Gather the lines from the material that contain "Speed".

### Stored records
────────────────────

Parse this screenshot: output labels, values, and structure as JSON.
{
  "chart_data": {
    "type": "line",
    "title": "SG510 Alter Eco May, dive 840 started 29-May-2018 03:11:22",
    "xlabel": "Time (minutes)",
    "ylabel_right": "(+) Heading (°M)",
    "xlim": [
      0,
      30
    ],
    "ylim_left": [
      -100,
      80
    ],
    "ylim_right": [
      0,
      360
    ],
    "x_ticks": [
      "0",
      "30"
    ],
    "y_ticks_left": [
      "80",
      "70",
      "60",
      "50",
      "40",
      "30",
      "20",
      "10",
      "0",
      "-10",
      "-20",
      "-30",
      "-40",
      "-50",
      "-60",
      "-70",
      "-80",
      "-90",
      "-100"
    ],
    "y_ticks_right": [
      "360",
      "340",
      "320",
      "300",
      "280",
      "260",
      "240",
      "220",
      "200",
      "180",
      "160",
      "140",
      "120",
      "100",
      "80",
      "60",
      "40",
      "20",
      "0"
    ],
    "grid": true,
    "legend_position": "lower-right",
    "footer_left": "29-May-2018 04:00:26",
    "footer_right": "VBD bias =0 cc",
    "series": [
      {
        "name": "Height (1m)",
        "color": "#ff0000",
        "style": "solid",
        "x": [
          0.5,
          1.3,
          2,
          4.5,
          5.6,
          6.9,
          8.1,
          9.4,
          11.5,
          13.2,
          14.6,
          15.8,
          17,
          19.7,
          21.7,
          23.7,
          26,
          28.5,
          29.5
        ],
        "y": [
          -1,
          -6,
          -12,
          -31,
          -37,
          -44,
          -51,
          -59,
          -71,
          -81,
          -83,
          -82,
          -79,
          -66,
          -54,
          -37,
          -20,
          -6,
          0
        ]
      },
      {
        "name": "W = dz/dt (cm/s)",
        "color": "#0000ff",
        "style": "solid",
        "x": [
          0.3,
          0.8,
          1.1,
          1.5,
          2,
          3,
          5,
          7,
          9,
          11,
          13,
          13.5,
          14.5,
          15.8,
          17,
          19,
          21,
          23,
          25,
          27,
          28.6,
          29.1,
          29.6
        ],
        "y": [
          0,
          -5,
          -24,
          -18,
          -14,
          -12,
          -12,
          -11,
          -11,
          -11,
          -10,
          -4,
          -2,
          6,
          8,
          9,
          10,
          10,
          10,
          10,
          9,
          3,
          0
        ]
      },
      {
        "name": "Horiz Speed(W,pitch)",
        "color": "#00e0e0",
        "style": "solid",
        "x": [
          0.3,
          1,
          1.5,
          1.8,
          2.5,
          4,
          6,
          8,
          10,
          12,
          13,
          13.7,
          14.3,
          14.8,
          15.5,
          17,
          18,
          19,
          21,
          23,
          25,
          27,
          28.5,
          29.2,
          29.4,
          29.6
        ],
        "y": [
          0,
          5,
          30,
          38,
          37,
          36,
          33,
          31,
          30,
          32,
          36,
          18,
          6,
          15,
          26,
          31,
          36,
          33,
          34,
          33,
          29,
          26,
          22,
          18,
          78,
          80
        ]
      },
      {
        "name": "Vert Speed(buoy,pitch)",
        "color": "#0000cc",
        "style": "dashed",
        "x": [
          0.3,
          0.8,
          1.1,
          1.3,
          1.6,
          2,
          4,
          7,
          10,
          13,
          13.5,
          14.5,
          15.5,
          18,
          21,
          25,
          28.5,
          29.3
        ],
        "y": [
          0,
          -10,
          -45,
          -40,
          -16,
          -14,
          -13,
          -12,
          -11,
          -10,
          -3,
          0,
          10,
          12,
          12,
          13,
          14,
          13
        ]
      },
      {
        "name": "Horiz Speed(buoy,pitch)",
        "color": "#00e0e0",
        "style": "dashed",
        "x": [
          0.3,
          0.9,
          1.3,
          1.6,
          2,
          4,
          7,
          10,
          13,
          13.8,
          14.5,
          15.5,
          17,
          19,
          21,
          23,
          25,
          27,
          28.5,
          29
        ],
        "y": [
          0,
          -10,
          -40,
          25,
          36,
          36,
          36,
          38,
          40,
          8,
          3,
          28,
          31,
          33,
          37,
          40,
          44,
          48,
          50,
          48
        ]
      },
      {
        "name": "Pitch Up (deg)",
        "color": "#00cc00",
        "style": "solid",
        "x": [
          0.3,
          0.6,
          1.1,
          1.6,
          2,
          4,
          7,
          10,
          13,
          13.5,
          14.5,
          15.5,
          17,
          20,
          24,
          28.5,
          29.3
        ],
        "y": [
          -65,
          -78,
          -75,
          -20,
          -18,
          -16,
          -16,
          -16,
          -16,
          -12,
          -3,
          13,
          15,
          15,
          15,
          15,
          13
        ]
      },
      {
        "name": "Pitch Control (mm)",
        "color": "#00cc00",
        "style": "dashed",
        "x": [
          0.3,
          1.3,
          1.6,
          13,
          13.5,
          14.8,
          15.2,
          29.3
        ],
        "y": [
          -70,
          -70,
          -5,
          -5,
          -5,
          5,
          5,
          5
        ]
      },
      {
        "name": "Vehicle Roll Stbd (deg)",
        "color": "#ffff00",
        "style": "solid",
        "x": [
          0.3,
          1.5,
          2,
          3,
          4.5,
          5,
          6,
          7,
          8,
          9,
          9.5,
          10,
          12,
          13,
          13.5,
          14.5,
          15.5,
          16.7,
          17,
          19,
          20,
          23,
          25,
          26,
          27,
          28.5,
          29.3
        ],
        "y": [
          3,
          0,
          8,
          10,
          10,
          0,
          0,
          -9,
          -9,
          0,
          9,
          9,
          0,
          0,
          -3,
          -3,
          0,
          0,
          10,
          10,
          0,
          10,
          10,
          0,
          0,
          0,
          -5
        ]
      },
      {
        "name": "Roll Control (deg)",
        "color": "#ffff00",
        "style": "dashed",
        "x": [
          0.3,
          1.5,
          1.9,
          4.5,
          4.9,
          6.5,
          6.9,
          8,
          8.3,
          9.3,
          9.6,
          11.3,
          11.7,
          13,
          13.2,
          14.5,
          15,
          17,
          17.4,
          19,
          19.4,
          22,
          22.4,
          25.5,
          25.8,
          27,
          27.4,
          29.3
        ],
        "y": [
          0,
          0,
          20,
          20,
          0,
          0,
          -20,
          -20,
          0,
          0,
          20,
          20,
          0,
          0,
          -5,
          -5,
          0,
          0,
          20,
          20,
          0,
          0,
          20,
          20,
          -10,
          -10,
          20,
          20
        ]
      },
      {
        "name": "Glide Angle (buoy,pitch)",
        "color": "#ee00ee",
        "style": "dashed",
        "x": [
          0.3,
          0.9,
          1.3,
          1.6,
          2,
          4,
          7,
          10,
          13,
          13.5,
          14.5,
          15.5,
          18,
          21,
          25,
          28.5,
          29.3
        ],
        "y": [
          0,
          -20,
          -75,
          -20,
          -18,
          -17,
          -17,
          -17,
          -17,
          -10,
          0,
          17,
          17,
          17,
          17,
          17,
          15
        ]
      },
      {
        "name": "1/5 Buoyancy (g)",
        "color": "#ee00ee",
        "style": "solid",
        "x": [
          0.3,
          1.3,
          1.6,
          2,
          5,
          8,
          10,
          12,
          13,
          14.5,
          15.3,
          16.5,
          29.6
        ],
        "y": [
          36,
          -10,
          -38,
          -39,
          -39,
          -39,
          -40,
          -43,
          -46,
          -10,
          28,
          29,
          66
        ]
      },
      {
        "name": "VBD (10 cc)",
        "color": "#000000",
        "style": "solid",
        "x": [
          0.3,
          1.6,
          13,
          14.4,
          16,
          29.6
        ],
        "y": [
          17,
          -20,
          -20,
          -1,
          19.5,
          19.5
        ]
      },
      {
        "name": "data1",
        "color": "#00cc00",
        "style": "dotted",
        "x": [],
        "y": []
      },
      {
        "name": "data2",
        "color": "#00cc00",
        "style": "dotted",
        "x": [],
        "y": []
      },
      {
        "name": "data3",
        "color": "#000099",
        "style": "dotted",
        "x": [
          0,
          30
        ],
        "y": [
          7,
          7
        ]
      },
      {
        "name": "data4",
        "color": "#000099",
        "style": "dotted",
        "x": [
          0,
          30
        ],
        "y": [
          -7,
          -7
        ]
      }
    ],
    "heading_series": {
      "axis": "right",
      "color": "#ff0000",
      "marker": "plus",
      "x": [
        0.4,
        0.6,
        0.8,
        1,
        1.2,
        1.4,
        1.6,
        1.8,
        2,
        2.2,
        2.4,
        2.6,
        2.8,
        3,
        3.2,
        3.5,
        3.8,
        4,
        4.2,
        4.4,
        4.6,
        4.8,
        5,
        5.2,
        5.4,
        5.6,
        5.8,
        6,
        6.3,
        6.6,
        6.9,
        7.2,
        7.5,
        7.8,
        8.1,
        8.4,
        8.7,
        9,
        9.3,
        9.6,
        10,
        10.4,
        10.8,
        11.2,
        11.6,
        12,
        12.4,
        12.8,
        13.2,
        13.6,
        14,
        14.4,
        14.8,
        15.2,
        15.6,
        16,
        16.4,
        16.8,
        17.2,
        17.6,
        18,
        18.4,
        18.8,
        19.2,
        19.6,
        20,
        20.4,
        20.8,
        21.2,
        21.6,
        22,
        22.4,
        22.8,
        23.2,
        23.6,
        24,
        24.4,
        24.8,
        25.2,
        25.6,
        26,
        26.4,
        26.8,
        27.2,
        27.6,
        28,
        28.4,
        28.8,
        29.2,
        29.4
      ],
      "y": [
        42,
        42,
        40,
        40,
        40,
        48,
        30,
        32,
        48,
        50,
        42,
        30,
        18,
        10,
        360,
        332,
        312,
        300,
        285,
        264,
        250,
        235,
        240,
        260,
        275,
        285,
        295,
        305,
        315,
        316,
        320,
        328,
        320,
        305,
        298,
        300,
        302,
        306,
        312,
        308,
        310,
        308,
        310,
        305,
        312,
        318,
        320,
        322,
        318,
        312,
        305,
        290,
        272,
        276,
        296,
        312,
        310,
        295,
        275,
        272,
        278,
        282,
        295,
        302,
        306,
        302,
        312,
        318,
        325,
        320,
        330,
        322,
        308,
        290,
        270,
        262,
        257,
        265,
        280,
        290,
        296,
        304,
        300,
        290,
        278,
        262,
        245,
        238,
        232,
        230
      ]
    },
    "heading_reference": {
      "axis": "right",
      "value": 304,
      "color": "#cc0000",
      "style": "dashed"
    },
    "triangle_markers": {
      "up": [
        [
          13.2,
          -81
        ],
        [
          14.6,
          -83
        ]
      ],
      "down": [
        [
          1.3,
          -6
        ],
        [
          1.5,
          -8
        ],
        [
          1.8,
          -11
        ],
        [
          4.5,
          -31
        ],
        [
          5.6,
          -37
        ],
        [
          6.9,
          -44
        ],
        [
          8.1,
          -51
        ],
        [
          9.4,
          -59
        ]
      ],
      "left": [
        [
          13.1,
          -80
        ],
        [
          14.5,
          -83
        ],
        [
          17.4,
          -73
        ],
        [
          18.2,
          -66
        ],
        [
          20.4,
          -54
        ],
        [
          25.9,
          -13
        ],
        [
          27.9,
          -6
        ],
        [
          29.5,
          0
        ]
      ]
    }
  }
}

────────────────────

### Exercise response
        "name": "Horiz Speed(W,pitch)",
        "name": "Vert Speed(buoy,pitch)",
        "name": "Horiz Speed(buoy,pitch)",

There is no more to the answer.